GIVEN DATA
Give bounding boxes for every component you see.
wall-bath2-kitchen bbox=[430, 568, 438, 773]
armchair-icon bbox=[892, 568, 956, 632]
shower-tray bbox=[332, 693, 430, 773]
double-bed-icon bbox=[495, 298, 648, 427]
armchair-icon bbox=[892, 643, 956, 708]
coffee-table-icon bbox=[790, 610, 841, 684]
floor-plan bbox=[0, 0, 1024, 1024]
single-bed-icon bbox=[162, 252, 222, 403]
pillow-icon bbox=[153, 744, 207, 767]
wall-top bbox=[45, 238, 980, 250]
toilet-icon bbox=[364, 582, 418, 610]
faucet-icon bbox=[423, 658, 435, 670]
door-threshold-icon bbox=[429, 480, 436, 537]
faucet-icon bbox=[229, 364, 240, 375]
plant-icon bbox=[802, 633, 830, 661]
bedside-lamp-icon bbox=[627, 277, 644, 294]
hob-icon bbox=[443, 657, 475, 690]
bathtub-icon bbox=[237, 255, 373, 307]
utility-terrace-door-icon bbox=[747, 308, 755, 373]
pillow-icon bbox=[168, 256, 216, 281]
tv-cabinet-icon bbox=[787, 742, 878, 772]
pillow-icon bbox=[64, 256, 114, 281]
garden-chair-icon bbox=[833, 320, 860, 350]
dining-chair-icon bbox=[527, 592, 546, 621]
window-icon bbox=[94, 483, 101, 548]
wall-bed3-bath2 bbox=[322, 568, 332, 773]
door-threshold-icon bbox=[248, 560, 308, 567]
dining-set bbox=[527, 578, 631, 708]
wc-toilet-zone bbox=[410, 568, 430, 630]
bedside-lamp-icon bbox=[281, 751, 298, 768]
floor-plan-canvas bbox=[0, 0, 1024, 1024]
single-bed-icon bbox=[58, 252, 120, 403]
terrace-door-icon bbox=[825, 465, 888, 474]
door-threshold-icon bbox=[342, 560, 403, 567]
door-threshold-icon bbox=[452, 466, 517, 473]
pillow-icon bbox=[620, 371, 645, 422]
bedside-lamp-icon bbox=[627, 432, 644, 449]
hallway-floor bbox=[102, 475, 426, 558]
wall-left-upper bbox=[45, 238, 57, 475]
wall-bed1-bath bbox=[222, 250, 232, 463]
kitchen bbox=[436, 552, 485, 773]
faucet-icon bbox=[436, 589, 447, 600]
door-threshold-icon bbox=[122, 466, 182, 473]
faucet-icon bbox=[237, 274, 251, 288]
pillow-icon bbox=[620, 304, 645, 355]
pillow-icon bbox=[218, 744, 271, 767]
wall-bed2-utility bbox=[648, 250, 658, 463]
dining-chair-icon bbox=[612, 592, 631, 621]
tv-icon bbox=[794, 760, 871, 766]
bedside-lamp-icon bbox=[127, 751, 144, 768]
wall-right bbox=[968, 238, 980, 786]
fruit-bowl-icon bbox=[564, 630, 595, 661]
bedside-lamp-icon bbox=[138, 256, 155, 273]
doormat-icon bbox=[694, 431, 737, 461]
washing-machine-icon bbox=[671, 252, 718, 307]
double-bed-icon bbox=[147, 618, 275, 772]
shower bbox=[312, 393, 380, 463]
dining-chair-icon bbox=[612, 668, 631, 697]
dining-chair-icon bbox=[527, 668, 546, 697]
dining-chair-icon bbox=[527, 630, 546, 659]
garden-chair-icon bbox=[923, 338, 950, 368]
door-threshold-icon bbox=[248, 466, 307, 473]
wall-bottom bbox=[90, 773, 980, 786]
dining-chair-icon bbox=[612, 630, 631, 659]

STATED TASK
Please copy out every line of the entries above, unchanged.

EXPECTED OUTPUT
Give bounding boxes for every component you see.
wall-bath2-kitchen bbox=[430, 568, 438, 773]
armchair-icon bbox=[892, 568, 956, 632]
shower-tray bbox=[332, 693, 430, 773]
double-bed-icon bbox=[495, 298, 648, 427]
armchair-icon bbox=[892, 643, 956, 708]
coffee-table-icon bbox=[790, 610, 841, 684]
floor-plan bbox=[0, 0, 1024, 1024]
single-bed-icon bbox=[162, 252, 222, 403]
pillow-icon bbox=[153, 744, 207, 767]
wall-top bbox=[45, 238, 980, 250]
toilet-icon bbox=[364, 582, 418, 610]
faucet-icon bbox=[423, 658, 435, 670]
door-threshold-icon bbox=[429, 480, 436, 537]
faucet-icon bbox=[229, 364, 240, 375]
plant-icon bbox=[802, 633, 830, 661]
bedside-lamp-icon bbox=[627, 277, 644, 294]
hob-icon bbox=[443, 657, 475, 690]
bathtub-icon bbox=[237, 255, 373, 307]
utility-terrace-door-icon bbox=[747, 308, 755, 373]
pillow-icon bbox=[168, 256, 216, 281]
tv-cabinet-icon bbox=[787, 742, 878, 772]
pillow-icon bbox=[64, 256, 114, 281]
garden-chair-icon bbox=[833, 320, 860, 350]
dining-chair-icon bbox=[527, 592, 546, 621]
window-icon bbox=[94, 483, 101, 548]
wall-bed3-bath2 bbox=[322, 568, 332, 773]
door-threshold-icon bbox=[248, 560, 308, 567]
dining-set bbox=[527, 578, 631, 708]
wc-toilet-zone bbox=[410, 568, 430, 630]
bedside-lamp-icon bbox=[281, 751, 298, 768]
floor-plan-canvas bbox=[0, 0, 1024, 1024]
single-bed-icon bbox=[58, 252, 120, 403]
terrace-door-icon bbox=[825, 465, 888, 474]
door-threshold-icon bbox=[342, 560, 403, 567]
door-threshold-icon bbox=[452, 466, 517, 473]
pillow-icon bbox=[620, 371, 645, 422]
bedside-lamp-icon bbox=[627, 432, 644, 449]
hallway-floor bbox=[102, 475, 426, 558]
wall-left-upper bbox=[45, 238, 57, 475]
wall-bed1-bath bbox=[222, 250, 232, 463]
kitchen bbox=[436, 552, 485, 773]
faucet-icon bbox=[436, 589, 447, 600]
door-threshold-icon bbox=[122, 466, 182, 473]
faucet-icon bbox=[237, 274, 251, 288]
pillow-icon bbox=[620, 304, 645, 355]
pillow-icon bbox=[218, 744, 271, 767]
wall-bed2-utility bbox=[648, 250, 658, 463]
dining-chair-icon bbox=[612, 592, 631, 621]
tv-icon bbox=[794, 760, 871, 766]
bedside-lamp-icon bbox=[127, 751, 144, 768]
wall-right bbox=[968, 238, 980, 786]
fruit-bowl-icon bbox=[564, 630, 595, 661]
bedside-lamp-icon bbox=[138, 256, 155, 273]
doormat-icon bbox=[694, 431, 737, 461]
washing-machine-icon bbox=[671, 252, 718, 307]
double-bed-icon bbox=[147, 618, 275, 772]
shower bbox=[312, 393, 380, 463]
dining-chair-icon bbox=[612, 668, 631, 697]
dining-chair-icon bbox=[527, 668, 546, 697]
dining-chair-icon bbox=[527, 630, 546, 659]
garden-chair-icon bbox=[923, 338, 950, 368]
door-threshold-icon bbox=[248, 466, 307, 473]
wall-bottom bbox=[90, 773, 980, 786]
dining-chair-icon bbox=[612, 630, 631, 659]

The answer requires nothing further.